> THE RECORDS

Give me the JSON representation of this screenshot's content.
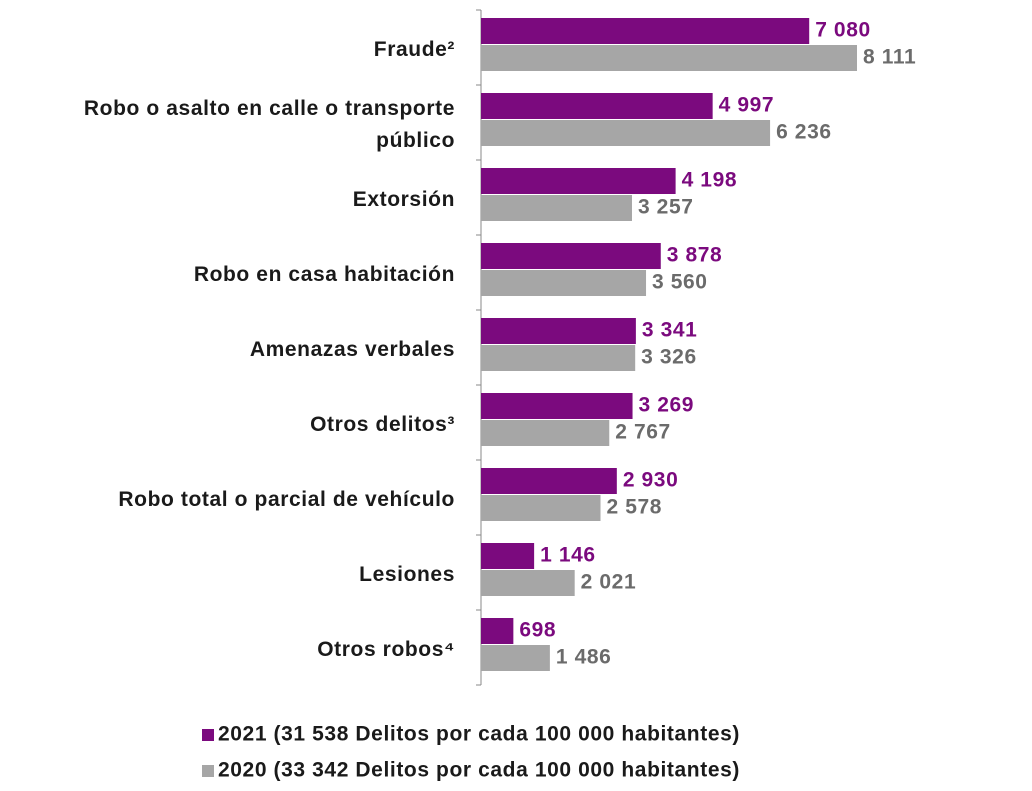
{
  "chart_data": {
    "type": "bar",
    "orientation": "horizontal",
    "categories": [
      "Fraude²",
      "Robo o asalto en calle o transporte público",
      "Extorsión",
      "Robo en casa habitación",
      "Amenazas verbales",
      "Otros delitos³",
      "Robo total o parcial de vehículo",
      "Lesiones",
      "Otros robos⁴"
    ],
    "series": [
      {
        "name": "2021 (31 538 Delitos por cada 100 000 habitantes)",
        "color": "#7b0a7e",
        "label_color": "#7b0a7e",
        "values": [
          7080,
          4997,
          4198,
          3878,
          3341,
          3269,
          2930,
          1146,
          698
        ],
        "value_labels": [
          "7 080",
          "4 997",
          "4 198",
          "3 878",
          "3 341",
          "3 269",
          "2 930",
          "1 146",
          "698"
        ]
      },
      {
        "name": "2020 (33 342 Delitos por cada 100 000 habitantes)",
        "color": "#a6a6a6",
        "label_color": "#6b6b6b",
        "values": [
          8111,
          6236,
          3257,
          3560,
          3326,
          2767,
          2578,
          2021,
          1486
        ],
        "value_labels": [
          "8 111",
          "6 236",
          "3 257",
          "3 560",
          "3 326",
          "2 767",
          "2 578",
          "2 021",
          "1 486"
        ]
      }
    ],
    "legend": "bottom"
  }
}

> PROBLEM
Leave out the pictures and copy the rest of the material above exactly.

> REPLY
Give me the JSON representation of this screenshot's content.
{
  "chart_data": {
    "type": "bar",
    "orientation": "horizontal",
    "categories": [
      "Fraude²",
      "Robo o asalto en calle o transporte público",
      "Extorsión",
      "Robo en casa habitación",
      "Amenazas verbales",
      "Otros delitos³",
      "Robo total o parcial de vehículo",
      "Lesiones",
      "Otros robos⁴"
    ],
    "series": [
      {
        "name": "2021 (31 538 Delitos por cada 100 000 habitantes)",
        "color": "#7b0a7e",
        "label_color": "#7b0a7e",
        "values": [
          7080,
          4997,
          4198,
          3878,
          3341,
          3269,
          2930,
          1146,
          698
        ],
        "value_labels": [
          "7 080",
          "4 997",
          "4 198",
          "3 878",
          "3 341",
          "3 269",
          "2 930",
          "1 146",
          "698"
        ]
      },
      {
        "name": "2020 (33 342 Delitos por cada 100 000 habitantes)",
        "color": "#a6a6a6",
        "label_color": "#6b6b6b",
        "values": [
          8111,
          6236,
          3257,
          3560,
          3326,
          2767,
          2578,
          2021,
          1486
        ],
        "value_labels": [
          "8 111",
          "6 236",
          "3 257",
          "3 560",
          "3 326",
          "2 767",
          "2 578",
          "2 021",
          "1 486"
        ]
      }
    ],
    "legend": "bottom"
  }
}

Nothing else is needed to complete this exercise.